= STATED TASK =
Write out the listing beneath this instruction in its entirety, exactly as it reads.

* begin *

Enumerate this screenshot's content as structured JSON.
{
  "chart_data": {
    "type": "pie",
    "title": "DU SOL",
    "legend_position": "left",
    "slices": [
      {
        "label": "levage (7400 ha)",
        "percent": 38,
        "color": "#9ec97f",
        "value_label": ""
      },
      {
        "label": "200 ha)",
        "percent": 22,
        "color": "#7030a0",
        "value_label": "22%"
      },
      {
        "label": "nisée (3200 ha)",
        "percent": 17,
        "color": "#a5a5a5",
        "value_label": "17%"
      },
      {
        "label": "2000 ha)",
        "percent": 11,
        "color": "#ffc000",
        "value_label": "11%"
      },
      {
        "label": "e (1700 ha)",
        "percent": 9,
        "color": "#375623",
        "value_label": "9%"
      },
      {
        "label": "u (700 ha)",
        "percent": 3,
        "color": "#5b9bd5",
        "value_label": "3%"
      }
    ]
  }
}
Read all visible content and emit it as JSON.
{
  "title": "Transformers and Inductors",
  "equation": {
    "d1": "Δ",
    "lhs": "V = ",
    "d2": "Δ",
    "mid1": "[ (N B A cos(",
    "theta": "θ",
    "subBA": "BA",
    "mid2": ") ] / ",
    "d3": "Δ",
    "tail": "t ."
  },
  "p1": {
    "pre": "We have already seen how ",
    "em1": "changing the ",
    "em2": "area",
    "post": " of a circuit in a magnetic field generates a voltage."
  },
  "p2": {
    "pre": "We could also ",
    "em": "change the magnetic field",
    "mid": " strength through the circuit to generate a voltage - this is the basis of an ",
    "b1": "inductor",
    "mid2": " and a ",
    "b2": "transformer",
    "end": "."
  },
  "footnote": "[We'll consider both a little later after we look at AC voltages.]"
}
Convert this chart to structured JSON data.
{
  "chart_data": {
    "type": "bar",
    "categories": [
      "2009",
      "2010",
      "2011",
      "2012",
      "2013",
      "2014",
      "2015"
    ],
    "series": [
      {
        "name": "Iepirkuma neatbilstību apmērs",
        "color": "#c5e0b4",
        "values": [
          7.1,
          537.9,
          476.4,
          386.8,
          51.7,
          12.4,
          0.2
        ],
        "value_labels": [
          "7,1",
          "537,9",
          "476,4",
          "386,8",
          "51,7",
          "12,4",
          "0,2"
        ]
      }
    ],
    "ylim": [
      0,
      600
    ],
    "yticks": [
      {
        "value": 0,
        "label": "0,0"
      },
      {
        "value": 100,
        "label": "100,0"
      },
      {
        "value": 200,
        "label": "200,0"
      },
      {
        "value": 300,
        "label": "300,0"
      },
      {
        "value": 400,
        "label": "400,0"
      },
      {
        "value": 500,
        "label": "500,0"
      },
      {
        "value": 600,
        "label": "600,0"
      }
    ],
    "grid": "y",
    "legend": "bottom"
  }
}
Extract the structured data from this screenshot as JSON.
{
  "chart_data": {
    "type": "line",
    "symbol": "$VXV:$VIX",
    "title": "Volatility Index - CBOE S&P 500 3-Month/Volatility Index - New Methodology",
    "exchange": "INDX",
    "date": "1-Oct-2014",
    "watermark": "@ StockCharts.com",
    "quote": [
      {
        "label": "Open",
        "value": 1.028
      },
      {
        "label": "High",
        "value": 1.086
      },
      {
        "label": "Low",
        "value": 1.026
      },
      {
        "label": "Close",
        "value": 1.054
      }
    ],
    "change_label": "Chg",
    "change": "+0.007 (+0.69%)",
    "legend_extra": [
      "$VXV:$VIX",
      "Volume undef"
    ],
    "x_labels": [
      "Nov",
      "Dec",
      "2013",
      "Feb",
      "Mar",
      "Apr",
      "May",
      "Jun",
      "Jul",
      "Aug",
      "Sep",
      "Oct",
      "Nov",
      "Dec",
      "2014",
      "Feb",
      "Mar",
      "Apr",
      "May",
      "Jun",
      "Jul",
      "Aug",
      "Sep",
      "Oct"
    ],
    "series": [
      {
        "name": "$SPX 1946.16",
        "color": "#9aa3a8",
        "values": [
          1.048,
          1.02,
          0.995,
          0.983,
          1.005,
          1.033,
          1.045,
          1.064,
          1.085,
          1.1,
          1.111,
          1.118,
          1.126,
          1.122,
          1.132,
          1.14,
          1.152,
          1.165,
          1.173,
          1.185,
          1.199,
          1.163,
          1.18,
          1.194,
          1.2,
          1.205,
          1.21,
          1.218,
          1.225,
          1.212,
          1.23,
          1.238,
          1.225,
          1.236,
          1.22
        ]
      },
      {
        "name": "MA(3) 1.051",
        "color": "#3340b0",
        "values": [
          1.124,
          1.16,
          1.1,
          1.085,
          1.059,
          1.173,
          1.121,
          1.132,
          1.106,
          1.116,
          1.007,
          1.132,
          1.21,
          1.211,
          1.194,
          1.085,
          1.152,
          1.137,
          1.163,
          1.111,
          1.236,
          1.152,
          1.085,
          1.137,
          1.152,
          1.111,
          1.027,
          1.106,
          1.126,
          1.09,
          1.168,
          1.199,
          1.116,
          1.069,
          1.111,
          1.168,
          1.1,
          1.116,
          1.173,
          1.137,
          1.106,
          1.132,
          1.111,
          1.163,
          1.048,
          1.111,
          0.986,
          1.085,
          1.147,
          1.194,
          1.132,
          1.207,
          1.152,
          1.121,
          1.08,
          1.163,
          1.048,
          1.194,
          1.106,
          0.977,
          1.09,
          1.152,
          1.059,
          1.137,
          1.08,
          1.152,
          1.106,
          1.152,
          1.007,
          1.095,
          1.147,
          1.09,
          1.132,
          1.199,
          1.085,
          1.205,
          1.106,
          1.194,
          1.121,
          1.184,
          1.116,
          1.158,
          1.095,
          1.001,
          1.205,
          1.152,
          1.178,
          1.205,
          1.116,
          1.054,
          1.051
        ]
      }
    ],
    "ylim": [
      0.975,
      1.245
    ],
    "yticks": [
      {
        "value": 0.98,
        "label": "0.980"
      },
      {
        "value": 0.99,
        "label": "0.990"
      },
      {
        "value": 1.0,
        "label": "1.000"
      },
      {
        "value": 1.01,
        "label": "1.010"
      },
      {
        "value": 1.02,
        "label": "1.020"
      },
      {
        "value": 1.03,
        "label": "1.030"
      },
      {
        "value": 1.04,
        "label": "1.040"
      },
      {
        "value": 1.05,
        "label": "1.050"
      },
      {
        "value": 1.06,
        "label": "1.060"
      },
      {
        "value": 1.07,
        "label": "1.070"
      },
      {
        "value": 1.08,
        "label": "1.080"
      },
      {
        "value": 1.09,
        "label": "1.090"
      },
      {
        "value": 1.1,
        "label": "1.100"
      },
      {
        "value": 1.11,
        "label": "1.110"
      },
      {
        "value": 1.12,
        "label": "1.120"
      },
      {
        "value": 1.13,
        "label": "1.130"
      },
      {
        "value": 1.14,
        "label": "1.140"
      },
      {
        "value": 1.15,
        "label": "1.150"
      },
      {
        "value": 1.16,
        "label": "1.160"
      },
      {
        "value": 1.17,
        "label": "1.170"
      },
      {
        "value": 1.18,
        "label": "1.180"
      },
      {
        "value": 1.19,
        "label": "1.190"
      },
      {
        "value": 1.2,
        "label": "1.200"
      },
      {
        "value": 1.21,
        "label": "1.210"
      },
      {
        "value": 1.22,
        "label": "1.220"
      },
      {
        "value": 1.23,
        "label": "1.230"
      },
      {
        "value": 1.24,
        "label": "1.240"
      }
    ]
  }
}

* end *

= IN RESPONSE =
Enumerate this screenshot's content as structured JSON.
{
  "chart_data": {
    "type": "pie",
    "title": "DU SOL",
    "legend_position": "left",
    "slices": [
      {
        "label": "levage (7400 ha)",
        "percent": 38,
        "color": "#9ec97f",
        "value_label": ""
      },
      {
        "label": "200 ha)",
        "percent": 22,
        "color": "#7030a0",
        "value_label": "22%"
      },
      {
        "label": "nisée (3200 ha)",
        "percent": 17,
        "color": "#a5a5a5",
        "value_label": "17%"
      },
      {
        "label": "2000 ha)",
        "percent": 11,
        "color": "#ffc000",
        "value_label": "11%"
      },
      {
        "label": "e (1700 ha)",
        "percent": 9,
        "color": "#375623",
        "value_label": "9%"
      },
      {
        "label": "u (700 ha)",
        "percent": 3,
        "color": "#5b9bd5",
        "value_label": "3%"
      }
    ]
  }
}
Read all visible content and emit it as JSON.
{
  "title": "Transformers and Inductors",
  "equation": {
    "d1": "Δ",
    "lhs": "V = ",
    "d2": "Δ",
    "mid1": "[ (N B A cos(",
    "theta": "θ",
    "subBA": "BA",
    "mid2": ") ] / ",
    "d3": "Δ",
    "tail": "t ."
  },
  "p1": {
    "pre": "We have already seen how ",
    "em1": "changing the ",
    "em2": "area",
    "post": " of a circuit in a magnetic field generates a voltage."
  },
  "p2": {
    "pre": "We could also ",
    "em": "change the magnetic field",
    "mid": " strength through the circuit to generate a voltage - this is the basis of an ",
    "b1": "inductor",
    "mid2": " and a ",
    "b2": "transformer",
    "end": "."
  },
  "footnote": "[We'll consider both a little later after we look at AC voltages.]"
}
Convert this chart to structured JSON data.
{
  "chart_data": {
    "type": "bar",
    "categories": [
      "2009",
      "2010",
      "2011",
      "2012",
      "2013",
      "2014",
      "2015"
    ],
    "series": [
      {
        "name": "Iepirkuma neatbilstību apmērs",
        "color": "#c5e0b4",
        "values": [
          7.1,
          537.9,
          476.4,
          386.8,
          51.7,
          12.4,
          0.2
        ],
        "value_labels": [
          "7,1",
          "537,9",
          "476,4",
          "386,8",
          "51,7",
          "12,4",
          "0,2"
        ]
      }
    ],
    "ylim": [
      0,
      600
    ],
    "yticks": [
      {
        "value": 0,
        "label": "0,0"
      },
      {
        "value": 100,
        "label": "100,0"
      },
      {
        "value": 200,
        "label": "200,0"
      },
      {
        "value": 300,
        "label": "300,0"
      },
      {
        "value": 400,
        "label": "400,0"
      },
      {
        "value": 500,
        "label": "500,0"
      },
      {
        "value": 600,
        "label": "600,0"
      }
    ],
    "grid": "y",
    "legend": "bottom"
  }
}
Extract the structured data from this screenshot as JSON.
{
  "chart_data": {
    "type": "line",
    "symbol": "$VXV:$VIX",
    "title": "Volatility Index - CBOE S&P 500 3-Month/Volatility Index - New Methodology",
    "exchange": "INDX",
    "date": "1-Oct-2014",
    "watermark": "@ StockCharts.com",
    "quote": [
      {
        "label": "Open",
        "value": 1.028
      },
      {
        "label": "High",
        "value": 1.086
      },
      {
        "label": "Low",
        "value": 1.026
      },
      {
        "label": "Close",
        "value": 1.054
      }
    ],
    "change_label": "Chg",
    "change": "+0.007 (+0.69%)",
    "legend_extra": [
      "$VXV:$VIX",
      "Volume undef"
    ],
    "x_labels": [
      "Nov",
      "Dec",
      "2013",
      "Feb",
      "Mar",
      "Apr",
      "May",
      "Jun",
      "Jul",
      "Aug",
      "Sep",
      "Oct",
      "Nov",
      "Dec",
      "2014",
      "Feb",
      "Mar",
      "Apr",
      "May",
      "Jun",
      "Jul",
      "Aug",
      "Sep",
      "Oct"
    ],
    "series": [
      {
        "name": "$SPX 1946.16",
        "color": "#9aa3a8",
        "values": [
          1.048,
          1.02,
          0.995,
          0.983,
          1.005,
          1.033,
          1.045,
          1.064,
          1.085,
          1.1,
          1.111,
          1.118,
          1.126,
          1.122,
          1.132,
          1.14,
          1.152,
          1.165,
          1.173,
          1.185,
          1.199,
          1.163,
          1.18,
          1.194,
          1.2,
          1.205,
          1.21,
          1.218,
          1.225,
          1.212,
          1.23,
          1.238,
          1.225,
          1.236,
          1.22
        ]
      },
      {
        "name": "MA(3) 1.051",
        "color": "#3340b0",
        "values": [
          1.124,
          1.16,
          1.1,
          1.085,
          1.059,
          1.173,
          1.121,
          1.132,
          1.106,
          1.116,
          1.007,
          1.132,
          1.21,
          1.211,
          1.194,
          1.085,
          1.152,
          1.137,
          1.163,
          1.111,
          1.236,
          1.152,
          1.085,
          1.137,
          1.152,
          1.111,
          1.027,
          1.106,
          1.126,
          1.09,
          1.168,
          1.199,
          1.116,
          1.069,
          1.111,
          1.168,
          1.1,
          1.116,
          1.173,
          1.137,
          1.106,
          1.132,
          1.111,
          1.163,
          1.048,
          1.111,
          0.986,
          1.085,
          1.147,
          1.194,
          1.132,
          1.207,
          1.152,
          1.121,
          1.08,
          1.163,
          1.048,
          1.194,
          1.106,
          0.977,
          1.09,
          1.152,
          1.059,
          1.137,
          1.08,
          1.152,
          1.106,
          1.152,
          1.007,
          1.095,
          1.147,
          1.09,
          1.132,
          1.199,
          1.085,
          1.205,
          1.106,
          1.194,
          1.121,
          1.184,
          1.116,
          1.158,
          1.095,
          1.001,
          1.205,
          1.152,
          1.178,
          1.205,
          1.116,
          1.054,
          1.051
        ]
      }
    ],
    "ylim": [
      0.975,
      1.245
    ],
    "yticks": [
      {
        "value": 0.98,
        "label": "0.980"
      },
      {
        "value": 0.99,
        "label": "0.990"
      },
      {
        "value": 1.0,
        "label": "1.000"
      },
      {
        "value": 1.01,
        "label": "1.010"
      },
      {
        "value": 1.02,
        "label": "1.020"
      },
      {
        "value": 1.03,
        "label": "1.030"
      },
      {
        "value": 1.04,
        "label": "1.040"
      },
      {
        "value": 1.05,
        "label": "1.050"
      },
      {
        "value": 1.06,
        "label": "1.060"
      },
      {
        "value": 1.07,
        "label": "1.070"
      },
      {
        "value": 1.08,
        "label": "1.080"
      },
      {
        "value": 1.09,
        "label": "1.090"
      },
      {
        "value": 1.1,
        "label": "1.100"
      },
      {
        "value": 1.11,
        "label": "1.110"
      },
      {
        "value": 1.12,
        "label": "1.120"
      },
      {
        "value": 1.13,
        "label": "1.130"
      },
      {
        "value": 1.14,
        "label": "1.140"
      },
      {
        "value": 1.15,
        "label": "1.150"
      },
      {
        "value": 1.16,
        "label": "1.160"
      },
      {
        "value": 1.17,
        "label": "1.170"
      },
      {
        "value": 1.18,
        "label": "1.180"
      },
      {
        "value": 1.19,
        "label": "1.190"
      },
      {
        "value": 1.2,
        "label": "1.200"
      },
      {
        "value": 1.21,
        "label": "1.210"
      },
      {
        "value": 1.22,
        "label": "1.220"
      },
      {
        "value": 1.23,
        "label": "1.230"
      },
      {
        "value": 1.24,
        "label": "1.240"
      }
    ]
  }
}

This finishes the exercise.